__Short task__: Across the data below, how many lines hold "Struck"? Answer with that number and nothing else.

══ Records shown

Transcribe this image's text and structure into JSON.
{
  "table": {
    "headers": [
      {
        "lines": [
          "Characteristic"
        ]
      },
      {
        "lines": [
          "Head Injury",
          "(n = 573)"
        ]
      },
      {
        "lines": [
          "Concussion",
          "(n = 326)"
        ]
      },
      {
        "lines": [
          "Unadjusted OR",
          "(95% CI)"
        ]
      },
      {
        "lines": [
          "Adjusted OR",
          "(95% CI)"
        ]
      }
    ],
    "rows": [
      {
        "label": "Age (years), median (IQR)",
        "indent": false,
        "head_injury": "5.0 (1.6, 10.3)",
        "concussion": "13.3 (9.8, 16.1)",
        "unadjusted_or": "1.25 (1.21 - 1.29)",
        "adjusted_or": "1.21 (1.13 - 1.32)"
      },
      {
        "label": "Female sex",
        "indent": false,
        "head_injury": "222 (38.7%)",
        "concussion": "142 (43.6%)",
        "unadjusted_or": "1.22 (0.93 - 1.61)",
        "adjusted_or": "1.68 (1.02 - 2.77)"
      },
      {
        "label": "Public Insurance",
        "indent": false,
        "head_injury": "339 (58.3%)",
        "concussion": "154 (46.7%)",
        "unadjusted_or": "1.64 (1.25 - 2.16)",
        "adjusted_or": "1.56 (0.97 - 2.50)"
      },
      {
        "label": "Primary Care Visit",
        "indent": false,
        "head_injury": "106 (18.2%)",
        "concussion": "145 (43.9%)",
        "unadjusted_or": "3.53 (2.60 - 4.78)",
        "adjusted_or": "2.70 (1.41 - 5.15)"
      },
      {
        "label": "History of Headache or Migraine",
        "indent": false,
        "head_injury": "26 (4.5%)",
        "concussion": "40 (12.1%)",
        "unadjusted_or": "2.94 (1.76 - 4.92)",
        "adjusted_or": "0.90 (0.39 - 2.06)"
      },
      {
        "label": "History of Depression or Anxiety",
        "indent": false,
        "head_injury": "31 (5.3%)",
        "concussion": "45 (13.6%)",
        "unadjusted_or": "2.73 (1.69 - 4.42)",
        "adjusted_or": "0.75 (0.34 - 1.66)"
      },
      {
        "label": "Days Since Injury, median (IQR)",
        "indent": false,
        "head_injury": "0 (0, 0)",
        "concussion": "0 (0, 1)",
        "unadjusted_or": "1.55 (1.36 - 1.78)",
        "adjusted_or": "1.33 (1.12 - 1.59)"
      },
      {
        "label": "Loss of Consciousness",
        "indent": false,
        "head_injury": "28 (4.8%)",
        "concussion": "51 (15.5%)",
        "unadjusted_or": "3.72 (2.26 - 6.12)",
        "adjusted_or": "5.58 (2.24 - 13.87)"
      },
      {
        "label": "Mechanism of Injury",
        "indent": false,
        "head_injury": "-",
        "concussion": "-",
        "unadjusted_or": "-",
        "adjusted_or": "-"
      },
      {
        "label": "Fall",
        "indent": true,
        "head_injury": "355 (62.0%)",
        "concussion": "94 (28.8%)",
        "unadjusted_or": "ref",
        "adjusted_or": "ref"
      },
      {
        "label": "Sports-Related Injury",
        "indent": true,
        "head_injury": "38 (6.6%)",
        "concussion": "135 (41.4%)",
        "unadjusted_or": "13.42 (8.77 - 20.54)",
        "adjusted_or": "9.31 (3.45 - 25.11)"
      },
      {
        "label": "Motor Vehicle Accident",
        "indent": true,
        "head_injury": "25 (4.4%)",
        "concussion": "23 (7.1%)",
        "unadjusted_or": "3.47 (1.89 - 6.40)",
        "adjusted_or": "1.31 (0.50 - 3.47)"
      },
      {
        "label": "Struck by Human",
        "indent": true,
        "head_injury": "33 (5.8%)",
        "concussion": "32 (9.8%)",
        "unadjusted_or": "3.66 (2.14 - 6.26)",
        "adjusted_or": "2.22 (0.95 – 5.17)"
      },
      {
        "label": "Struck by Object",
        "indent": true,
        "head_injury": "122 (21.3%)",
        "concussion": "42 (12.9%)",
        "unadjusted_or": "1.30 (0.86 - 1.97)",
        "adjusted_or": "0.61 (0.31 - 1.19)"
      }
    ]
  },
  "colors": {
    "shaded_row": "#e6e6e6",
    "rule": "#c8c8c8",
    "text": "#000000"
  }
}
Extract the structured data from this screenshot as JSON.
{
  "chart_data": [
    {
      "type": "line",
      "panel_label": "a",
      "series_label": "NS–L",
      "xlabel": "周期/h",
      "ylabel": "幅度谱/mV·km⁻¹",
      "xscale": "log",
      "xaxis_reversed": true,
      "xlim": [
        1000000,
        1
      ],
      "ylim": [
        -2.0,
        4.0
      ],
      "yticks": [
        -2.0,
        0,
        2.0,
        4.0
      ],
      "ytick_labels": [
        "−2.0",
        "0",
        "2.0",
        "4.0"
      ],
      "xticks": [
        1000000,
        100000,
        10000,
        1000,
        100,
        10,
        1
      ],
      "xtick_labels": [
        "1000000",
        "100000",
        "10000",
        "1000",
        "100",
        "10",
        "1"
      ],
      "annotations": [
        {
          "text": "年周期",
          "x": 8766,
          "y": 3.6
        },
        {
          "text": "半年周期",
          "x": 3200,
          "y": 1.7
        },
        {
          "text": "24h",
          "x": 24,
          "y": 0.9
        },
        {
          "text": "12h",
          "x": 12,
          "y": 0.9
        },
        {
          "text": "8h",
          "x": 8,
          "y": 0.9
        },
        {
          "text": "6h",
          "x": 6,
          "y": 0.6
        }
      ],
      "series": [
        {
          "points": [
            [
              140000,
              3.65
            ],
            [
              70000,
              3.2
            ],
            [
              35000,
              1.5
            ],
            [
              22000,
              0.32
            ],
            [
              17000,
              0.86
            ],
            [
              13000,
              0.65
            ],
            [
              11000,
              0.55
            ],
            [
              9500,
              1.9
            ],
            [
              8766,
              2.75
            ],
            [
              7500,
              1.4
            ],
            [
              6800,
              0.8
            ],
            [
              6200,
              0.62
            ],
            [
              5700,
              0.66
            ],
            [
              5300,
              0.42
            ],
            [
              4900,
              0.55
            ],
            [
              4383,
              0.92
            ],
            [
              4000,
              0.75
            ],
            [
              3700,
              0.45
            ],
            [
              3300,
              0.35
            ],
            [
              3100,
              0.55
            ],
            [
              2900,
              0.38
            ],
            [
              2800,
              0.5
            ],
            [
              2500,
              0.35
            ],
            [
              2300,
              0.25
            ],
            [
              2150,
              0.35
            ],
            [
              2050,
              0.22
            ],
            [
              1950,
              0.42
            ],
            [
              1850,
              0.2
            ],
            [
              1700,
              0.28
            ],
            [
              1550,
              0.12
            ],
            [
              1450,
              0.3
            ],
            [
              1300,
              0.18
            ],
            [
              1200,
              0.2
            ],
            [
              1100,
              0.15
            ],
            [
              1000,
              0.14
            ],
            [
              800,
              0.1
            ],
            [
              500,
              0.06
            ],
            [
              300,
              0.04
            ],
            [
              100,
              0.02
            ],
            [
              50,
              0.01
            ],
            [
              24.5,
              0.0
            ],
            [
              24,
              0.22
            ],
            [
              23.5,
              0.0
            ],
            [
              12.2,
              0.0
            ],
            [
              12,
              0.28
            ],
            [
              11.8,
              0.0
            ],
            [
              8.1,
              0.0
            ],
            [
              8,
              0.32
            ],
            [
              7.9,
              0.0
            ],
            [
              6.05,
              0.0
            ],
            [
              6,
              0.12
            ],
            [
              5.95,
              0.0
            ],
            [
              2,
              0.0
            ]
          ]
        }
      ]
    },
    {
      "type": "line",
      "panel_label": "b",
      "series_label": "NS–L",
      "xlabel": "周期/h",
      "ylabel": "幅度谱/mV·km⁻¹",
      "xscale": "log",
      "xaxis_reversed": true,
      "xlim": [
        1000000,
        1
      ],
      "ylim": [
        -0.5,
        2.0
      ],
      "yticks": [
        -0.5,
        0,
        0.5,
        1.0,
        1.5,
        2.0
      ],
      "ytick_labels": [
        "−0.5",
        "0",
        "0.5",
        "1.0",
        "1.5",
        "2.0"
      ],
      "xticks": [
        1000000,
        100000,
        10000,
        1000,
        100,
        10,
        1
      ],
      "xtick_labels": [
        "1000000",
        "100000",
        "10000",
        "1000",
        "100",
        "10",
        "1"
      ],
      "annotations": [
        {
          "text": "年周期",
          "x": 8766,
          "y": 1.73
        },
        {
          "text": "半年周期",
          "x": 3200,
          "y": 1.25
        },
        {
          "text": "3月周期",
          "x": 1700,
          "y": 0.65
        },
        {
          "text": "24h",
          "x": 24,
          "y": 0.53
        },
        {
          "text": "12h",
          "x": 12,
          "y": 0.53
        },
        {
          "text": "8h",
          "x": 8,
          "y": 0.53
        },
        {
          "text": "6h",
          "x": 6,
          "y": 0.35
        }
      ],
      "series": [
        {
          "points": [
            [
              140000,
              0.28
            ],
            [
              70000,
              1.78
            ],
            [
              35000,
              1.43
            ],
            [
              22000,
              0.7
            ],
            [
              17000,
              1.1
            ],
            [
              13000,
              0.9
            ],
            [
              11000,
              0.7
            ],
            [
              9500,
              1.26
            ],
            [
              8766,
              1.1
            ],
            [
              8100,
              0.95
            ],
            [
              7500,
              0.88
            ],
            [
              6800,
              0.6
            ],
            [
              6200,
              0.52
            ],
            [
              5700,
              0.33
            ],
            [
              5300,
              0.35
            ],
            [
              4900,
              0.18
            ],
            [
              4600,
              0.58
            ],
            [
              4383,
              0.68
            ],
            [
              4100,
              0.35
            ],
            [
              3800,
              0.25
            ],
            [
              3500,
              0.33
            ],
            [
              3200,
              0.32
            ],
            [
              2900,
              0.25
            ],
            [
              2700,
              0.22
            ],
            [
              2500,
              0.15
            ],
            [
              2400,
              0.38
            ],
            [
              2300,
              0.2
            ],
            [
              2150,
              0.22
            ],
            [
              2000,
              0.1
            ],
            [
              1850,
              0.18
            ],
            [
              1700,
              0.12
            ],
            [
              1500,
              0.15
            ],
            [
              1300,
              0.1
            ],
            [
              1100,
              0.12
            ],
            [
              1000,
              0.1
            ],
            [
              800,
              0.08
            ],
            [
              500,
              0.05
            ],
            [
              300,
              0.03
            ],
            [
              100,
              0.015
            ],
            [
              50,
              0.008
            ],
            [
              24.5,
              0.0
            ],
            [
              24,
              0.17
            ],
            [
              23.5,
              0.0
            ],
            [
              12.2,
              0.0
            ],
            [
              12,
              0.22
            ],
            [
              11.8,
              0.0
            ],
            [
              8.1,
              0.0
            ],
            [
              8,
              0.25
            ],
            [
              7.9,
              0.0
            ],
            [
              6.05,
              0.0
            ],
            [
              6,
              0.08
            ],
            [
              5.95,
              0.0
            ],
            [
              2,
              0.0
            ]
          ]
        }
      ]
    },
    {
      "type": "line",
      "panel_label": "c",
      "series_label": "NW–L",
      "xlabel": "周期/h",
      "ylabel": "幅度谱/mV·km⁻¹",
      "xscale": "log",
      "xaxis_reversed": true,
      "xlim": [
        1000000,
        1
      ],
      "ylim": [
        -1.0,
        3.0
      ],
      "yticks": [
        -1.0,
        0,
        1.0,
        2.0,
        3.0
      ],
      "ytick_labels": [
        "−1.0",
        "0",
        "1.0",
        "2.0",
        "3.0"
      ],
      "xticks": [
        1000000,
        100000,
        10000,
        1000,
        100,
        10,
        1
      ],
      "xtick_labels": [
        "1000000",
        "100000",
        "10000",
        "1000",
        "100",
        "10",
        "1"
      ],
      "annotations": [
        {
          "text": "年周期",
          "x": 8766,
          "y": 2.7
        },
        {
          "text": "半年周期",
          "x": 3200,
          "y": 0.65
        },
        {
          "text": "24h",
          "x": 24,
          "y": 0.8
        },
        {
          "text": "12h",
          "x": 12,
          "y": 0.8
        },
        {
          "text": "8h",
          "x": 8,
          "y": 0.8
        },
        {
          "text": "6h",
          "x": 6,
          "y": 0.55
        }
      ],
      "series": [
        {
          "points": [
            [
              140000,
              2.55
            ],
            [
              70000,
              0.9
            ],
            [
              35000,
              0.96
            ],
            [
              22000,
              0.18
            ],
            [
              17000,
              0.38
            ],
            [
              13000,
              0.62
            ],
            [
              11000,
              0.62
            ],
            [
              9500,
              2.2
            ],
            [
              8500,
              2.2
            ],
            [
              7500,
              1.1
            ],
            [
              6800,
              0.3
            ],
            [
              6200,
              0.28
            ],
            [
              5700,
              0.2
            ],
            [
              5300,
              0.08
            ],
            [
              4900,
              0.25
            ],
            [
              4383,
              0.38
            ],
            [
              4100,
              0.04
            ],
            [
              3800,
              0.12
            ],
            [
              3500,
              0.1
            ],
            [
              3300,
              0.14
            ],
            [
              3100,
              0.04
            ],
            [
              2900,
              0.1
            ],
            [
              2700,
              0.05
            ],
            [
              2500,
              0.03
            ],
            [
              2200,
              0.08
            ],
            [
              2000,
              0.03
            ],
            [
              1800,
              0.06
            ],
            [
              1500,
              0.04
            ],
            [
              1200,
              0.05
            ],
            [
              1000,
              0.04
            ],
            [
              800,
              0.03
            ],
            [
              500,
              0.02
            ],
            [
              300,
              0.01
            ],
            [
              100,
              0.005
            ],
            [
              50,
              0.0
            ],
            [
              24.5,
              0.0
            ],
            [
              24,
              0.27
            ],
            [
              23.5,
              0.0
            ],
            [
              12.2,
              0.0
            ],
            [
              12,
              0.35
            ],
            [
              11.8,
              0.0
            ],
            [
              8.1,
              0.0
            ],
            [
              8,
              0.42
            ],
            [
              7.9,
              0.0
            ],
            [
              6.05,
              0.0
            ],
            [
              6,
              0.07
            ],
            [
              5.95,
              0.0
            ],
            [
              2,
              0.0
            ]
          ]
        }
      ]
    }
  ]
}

════

__Full solution__: 2